EXERCISE AIM:
Without the pictures, can you quote each line below exactly?

SOURCE DATA:
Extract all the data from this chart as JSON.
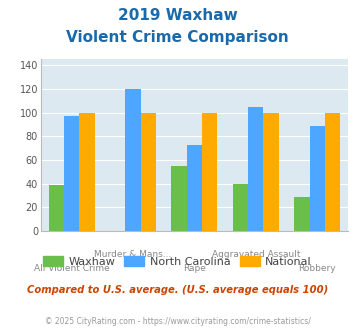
{
  "title_line1": "2019 Waxhaw",
  "title_line2": "Violent Crime Comparison",
  "categories": [
    "All Violent Crime",
    "Murder & Mans...",
    "Rape",
    "Aggravated Assault",
    "Robbery"
  ],
  "waxhaw": [
    39,
    0,
    55,
    40,
    29
  ],
  "north_carolina": [
    97,
    120,
    73,
    105,
    89
  ],
  "national": [
    100,
    100,
    100,
    100,
    100
  ],
  "waxhaw_color": "#6abf4b",
  "nc_color": "#4da6ff",
  "national_color": "#ffaa00",
  "ylim": [
    0,
    145
  ],
  "yticks": [
    0,
    20,
    40,
    60,
    80,
    100,
    120,
    140
  ],
  "background_color": "#dce9f0",
  "title_color": "#1a6aab",
  "footer_text": "Compared to U.S. average. (U.S. average equals 100)",
  "copyright_text": "© 2025 CityRating.com - https://www.cityrating.com/crime-statistics/",
  "footer_color": "#cc4400",
  "copyright_color": "#999999",
  "bar_width": 0.25,
  "group_positions": [
    0,
    1,
    2,
    3,
    4
  ]
}
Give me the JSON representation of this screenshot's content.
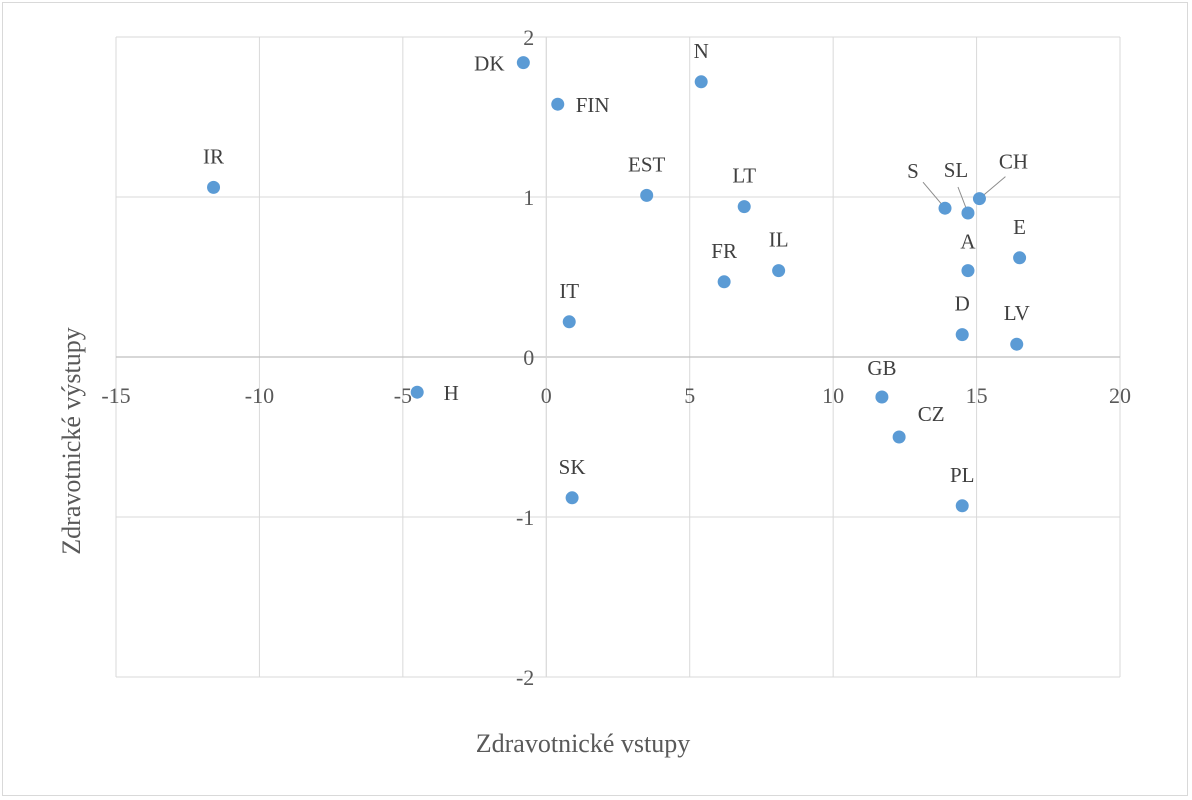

WRITTEN REPLY:
Extract all the data from this chart as JSON.
{
  "title_line1": "2019 Waxhaw",
  "title_line2": "Violent Crime Comparison",
  "categories": [
    "All Violent Crime",
    "Murder & Mans...",
    "Rape",
    "Aggravated Assault",
    "Robbery"
  ],
  "waxhaw": [
    39,
    0,
    55,
    40,
    29
  ],
  "north_carolina": [
    97,
    120,
    73,
    105,
    89
  ],
  "national": [
    100,
    100,
    100,
    100,
    100
  ],
  "waxhaw_color": "#6abf4b",
  "nc_color": "#4da6ff",
  "national_color": "#ffaa00",
  "ylim": [
    0,
    145
  ],
  "yticks": [
    0,
    20,
    40,
    60,
    80,
    100,
    120,
    140
  ],
  "background_color": "#dce9f0",
  "title_color": "#1a6aab",
  "footer_text": "Compared to U.S. average. (U.S. average equals 100)",
  "copyright_text": "© 2025 CityRating.com - https://www.cityrating.com/crime-statistics/",
  "footer_color": "#cc4400",
  "copyright_color": "#999999",
  "bar_width": 0.25,
  "group_positions": [
    0,
    1,
    2,
    3,
    4
  ]
}
Give me the JSON representation of this screenshot's content.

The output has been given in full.